** GIVEN REQUEST **
Can you quote the lines below exactly, starting at the line with "Output the text content of this document." and going through the last one?
Start
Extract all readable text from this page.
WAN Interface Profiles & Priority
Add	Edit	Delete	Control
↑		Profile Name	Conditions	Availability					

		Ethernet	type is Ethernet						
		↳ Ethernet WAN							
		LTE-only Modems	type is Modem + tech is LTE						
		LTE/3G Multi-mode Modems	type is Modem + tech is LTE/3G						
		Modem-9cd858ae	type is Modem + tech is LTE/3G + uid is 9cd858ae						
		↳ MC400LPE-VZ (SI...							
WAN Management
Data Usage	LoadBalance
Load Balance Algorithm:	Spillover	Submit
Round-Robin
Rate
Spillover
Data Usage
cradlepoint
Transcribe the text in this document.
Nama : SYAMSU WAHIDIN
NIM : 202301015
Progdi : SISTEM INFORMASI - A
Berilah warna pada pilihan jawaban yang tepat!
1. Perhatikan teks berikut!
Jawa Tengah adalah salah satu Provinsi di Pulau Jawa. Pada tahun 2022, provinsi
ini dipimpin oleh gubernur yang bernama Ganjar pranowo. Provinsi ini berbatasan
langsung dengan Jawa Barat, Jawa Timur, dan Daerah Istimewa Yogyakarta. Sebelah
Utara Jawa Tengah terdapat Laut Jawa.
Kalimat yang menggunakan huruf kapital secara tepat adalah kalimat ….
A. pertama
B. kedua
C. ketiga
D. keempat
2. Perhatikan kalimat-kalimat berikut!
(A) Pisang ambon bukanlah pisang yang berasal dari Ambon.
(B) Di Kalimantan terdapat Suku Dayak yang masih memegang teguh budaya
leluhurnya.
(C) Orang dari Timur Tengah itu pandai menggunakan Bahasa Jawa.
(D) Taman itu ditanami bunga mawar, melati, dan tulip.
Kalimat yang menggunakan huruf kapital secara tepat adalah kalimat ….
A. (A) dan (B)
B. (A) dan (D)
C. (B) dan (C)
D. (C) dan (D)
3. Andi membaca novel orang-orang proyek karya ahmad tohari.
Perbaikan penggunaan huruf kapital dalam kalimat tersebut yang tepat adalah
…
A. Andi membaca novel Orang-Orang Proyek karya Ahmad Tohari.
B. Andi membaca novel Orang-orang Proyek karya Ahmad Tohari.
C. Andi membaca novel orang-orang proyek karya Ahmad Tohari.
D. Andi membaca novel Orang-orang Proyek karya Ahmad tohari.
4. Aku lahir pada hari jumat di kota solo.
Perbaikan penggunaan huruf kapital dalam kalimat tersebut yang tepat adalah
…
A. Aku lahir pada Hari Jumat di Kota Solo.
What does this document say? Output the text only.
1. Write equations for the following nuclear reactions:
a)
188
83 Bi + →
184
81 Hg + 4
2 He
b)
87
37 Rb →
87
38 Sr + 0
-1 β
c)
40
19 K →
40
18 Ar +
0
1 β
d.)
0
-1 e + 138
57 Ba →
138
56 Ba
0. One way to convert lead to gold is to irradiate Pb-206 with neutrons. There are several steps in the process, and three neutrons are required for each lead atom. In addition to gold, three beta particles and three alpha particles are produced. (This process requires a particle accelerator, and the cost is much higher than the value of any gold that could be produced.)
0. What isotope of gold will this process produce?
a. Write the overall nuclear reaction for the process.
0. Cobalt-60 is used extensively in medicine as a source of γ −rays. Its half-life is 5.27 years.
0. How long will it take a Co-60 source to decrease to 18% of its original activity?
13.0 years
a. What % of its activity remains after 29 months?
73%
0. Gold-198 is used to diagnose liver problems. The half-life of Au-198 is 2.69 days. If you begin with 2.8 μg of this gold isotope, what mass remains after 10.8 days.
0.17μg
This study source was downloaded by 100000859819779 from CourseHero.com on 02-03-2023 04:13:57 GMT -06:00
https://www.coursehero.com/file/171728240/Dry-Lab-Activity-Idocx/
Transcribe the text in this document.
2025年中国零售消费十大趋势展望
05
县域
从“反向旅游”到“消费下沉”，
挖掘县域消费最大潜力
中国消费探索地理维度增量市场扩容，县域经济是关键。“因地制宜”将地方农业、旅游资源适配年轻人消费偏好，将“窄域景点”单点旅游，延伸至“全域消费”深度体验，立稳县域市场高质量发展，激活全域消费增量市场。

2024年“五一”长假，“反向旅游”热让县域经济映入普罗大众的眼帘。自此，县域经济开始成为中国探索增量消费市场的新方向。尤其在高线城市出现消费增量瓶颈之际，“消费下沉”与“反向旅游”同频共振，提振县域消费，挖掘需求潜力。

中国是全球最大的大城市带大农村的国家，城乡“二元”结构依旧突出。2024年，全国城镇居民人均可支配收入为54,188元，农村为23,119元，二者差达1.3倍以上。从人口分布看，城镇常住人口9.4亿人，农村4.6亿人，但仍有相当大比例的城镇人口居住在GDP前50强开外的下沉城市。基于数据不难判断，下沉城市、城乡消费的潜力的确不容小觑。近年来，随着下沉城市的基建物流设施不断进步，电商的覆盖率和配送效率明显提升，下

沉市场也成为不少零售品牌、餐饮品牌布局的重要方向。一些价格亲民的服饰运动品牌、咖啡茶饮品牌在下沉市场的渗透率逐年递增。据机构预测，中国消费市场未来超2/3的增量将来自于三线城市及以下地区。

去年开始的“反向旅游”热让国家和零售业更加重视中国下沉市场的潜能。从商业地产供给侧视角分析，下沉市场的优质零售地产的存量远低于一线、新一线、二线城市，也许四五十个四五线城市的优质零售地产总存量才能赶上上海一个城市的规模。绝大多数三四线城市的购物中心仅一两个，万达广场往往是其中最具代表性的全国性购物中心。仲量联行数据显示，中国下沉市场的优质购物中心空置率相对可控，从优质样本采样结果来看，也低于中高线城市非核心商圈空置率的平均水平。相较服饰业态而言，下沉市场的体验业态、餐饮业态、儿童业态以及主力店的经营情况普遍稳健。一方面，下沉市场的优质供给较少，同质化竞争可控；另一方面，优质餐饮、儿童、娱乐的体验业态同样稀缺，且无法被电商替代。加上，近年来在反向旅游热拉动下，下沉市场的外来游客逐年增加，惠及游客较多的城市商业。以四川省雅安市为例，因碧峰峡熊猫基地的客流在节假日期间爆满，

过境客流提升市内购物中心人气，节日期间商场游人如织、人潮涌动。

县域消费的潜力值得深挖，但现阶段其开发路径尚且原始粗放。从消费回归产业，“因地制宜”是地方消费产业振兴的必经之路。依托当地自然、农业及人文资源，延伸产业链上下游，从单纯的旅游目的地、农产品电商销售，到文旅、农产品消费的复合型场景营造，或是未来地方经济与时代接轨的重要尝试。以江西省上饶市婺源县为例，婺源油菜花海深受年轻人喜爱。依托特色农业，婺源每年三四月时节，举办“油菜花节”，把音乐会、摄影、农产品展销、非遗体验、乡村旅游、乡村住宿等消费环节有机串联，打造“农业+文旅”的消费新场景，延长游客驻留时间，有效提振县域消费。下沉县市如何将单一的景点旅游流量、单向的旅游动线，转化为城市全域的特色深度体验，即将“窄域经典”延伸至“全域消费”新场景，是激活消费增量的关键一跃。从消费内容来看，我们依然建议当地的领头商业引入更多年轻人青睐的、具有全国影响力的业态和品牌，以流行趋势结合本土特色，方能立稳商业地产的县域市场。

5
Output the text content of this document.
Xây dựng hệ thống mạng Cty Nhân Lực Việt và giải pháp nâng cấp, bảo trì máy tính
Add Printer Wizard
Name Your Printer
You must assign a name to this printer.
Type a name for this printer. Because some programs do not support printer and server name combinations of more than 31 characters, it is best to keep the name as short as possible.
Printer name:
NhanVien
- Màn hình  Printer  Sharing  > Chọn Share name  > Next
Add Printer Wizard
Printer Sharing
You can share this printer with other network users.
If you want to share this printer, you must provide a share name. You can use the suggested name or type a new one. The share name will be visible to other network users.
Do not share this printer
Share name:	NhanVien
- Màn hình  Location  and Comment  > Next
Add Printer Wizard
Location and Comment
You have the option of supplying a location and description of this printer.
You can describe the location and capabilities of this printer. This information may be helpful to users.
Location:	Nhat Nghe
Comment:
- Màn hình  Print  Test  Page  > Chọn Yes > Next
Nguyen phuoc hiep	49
End
** SOLVED EXERCISE **
Output the text content of this document.
Xây dựng hệ thống mạng Cty Nhân Lực Việt và giải pháp nâng cấp, bảo trì máy tính
Add Printer Wizard
Name Your Printer
You must assign a name to this printer.
Type a name for this printer. Because some programs do not support printer and server name combinations of more than 31 characters, it is best to keep the name as short as possible.
Printer name:
NhanVien
- Màn hình  Printer  Sharing  > Chọn Share name  > Next
Add Printer Wizard
Printer Sharing
You can share this printer with other network users.
If you want to share this printer, you must provide a share name. You can use the suggested name or type a new one. The share name will be visible to other network users.
Do not share this printer
Share name:	NhanVien
- Màn hình  Location  and Comment  > Next
Add Printer Wizard
Location and Comment
You have the option of supplying a location and description of this printer.
You can describe the location and capabilities of this printer. This information may be helpful to users.
Location:	Nhat Nghe
Comment:
- Màn hình  Print  Test  Page  > Chọn Yes > Next
Nguyen phuoc hiep	49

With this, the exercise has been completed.